> [EXERCISE] Select all lines holding the word "pink" from the entries that follow.

** start **

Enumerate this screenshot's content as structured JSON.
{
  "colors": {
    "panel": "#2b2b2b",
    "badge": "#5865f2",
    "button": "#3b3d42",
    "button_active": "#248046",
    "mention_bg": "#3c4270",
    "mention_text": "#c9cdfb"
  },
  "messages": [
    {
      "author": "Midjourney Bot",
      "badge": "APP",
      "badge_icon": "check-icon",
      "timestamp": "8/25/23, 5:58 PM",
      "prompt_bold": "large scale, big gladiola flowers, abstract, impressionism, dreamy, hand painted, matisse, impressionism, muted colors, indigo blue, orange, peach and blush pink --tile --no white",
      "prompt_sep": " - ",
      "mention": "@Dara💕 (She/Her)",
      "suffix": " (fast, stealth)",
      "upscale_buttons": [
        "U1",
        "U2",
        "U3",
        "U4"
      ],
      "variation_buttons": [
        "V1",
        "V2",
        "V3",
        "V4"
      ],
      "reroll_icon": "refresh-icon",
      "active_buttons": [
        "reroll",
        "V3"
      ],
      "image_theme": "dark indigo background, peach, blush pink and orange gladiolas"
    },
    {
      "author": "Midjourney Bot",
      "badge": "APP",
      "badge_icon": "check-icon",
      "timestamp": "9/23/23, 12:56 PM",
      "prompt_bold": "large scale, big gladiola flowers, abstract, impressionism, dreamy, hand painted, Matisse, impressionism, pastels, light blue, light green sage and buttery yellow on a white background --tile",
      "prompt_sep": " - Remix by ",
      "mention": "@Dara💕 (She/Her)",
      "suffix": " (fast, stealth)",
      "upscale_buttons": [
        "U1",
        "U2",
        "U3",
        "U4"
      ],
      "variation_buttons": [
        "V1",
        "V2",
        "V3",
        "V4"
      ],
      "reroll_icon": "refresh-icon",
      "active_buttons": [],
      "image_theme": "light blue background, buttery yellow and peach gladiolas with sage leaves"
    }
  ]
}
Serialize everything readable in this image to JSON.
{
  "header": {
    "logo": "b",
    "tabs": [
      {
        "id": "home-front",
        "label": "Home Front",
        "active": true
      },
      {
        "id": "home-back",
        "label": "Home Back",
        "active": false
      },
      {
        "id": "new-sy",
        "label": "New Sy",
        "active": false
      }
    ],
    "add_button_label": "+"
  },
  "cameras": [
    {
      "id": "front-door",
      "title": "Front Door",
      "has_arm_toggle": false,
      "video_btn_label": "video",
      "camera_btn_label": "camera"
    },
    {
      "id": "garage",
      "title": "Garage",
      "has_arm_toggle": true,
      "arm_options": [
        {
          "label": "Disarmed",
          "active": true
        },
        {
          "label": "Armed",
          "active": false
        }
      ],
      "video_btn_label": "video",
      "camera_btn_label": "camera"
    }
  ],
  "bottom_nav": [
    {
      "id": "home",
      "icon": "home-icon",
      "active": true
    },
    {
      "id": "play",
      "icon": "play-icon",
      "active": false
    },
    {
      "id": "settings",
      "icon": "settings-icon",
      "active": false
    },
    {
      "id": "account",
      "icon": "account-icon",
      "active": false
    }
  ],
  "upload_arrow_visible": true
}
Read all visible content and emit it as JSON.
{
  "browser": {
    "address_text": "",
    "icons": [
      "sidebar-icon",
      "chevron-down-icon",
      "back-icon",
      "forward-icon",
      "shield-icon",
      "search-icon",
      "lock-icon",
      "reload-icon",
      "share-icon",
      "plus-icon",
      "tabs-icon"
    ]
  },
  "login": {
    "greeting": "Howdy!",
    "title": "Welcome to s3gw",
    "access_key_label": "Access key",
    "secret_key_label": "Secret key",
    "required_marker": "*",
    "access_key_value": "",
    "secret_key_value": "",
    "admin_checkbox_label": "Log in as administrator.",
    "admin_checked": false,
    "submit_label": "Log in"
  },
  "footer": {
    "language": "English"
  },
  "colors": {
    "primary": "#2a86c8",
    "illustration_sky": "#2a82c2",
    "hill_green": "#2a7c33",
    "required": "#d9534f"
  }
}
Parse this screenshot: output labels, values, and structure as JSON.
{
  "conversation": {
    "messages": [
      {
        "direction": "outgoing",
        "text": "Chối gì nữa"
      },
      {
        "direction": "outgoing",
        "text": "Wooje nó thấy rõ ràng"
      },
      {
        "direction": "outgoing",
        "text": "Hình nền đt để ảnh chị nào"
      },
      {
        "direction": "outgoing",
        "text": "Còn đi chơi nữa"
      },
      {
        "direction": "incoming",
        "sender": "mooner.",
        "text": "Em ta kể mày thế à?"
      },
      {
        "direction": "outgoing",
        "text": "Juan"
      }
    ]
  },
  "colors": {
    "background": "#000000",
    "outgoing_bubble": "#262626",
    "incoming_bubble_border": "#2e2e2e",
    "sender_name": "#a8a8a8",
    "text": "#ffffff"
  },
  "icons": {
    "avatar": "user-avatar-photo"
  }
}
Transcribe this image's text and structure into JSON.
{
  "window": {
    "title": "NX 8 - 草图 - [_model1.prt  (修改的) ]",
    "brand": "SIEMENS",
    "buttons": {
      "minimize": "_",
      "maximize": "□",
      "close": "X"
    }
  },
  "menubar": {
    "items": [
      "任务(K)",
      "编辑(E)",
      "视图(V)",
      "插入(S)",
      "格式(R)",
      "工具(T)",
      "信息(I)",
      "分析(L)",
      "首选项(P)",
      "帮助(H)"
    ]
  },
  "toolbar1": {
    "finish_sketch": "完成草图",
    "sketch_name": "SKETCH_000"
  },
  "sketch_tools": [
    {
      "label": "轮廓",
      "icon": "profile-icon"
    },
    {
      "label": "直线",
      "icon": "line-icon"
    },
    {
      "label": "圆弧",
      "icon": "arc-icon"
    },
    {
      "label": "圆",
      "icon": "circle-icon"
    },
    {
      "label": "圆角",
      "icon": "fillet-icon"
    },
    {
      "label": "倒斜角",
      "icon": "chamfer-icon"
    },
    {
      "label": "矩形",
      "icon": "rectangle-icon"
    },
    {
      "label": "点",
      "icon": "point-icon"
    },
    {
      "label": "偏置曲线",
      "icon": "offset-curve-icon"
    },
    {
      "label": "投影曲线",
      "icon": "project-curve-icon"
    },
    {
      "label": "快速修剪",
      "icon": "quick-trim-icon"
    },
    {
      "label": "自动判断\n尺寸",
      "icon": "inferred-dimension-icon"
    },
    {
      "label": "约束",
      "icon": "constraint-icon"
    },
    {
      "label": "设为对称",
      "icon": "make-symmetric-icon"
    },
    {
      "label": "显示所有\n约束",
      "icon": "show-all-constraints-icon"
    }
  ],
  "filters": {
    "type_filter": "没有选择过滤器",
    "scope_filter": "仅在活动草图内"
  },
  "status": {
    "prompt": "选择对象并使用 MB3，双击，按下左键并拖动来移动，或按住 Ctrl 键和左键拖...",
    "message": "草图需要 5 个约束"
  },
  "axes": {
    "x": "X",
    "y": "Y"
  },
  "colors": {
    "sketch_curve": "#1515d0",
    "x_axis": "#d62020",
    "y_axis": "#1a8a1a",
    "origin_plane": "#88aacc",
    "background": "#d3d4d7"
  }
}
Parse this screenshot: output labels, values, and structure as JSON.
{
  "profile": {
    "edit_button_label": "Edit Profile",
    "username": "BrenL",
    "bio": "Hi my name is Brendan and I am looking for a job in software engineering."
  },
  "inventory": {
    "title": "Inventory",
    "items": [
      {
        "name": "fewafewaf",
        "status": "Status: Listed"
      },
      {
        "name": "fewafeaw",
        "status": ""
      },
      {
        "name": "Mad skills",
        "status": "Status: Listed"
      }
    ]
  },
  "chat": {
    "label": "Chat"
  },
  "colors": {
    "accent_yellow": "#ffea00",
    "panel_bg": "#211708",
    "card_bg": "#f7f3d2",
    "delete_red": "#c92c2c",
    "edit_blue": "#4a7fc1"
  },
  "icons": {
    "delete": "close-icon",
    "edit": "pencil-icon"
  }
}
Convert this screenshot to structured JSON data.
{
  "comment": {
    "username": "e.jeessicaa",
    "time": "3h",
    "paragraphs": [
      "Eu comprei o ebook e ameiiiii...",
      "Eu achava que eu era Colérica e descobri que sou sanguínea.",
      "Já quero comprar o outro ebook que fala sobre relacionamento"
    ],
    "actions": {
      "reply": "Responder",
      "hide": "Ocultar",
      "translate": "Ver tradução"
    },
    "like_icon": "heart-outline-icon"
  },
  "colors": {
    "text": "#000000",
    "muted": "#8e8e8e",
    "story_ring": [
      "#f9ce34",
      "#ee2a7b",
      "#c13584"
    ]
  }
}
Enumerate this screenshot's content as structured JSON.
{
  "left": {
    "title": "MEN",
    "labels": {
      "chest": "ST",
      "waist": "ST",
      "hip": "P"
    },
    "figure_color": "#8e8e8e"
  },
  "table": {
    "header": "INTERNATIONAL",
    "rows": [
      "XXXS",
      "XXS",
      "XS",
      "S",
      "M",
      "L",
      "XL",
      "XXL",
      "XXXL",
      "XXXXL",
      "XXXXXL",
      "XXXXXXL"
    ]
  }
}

** end **

> [COMPLETED EXERCISE]
      "prompt_bold": "large scale, big gladiola flowers, abstract, impressionism, dreamy, hand painted, matisse, impressionism, muted colors, indigo blue, orange, peach and blush pink --tile --no white",
      "image_theme": "dark indigo background, peach, blush pink and orange gladiolas"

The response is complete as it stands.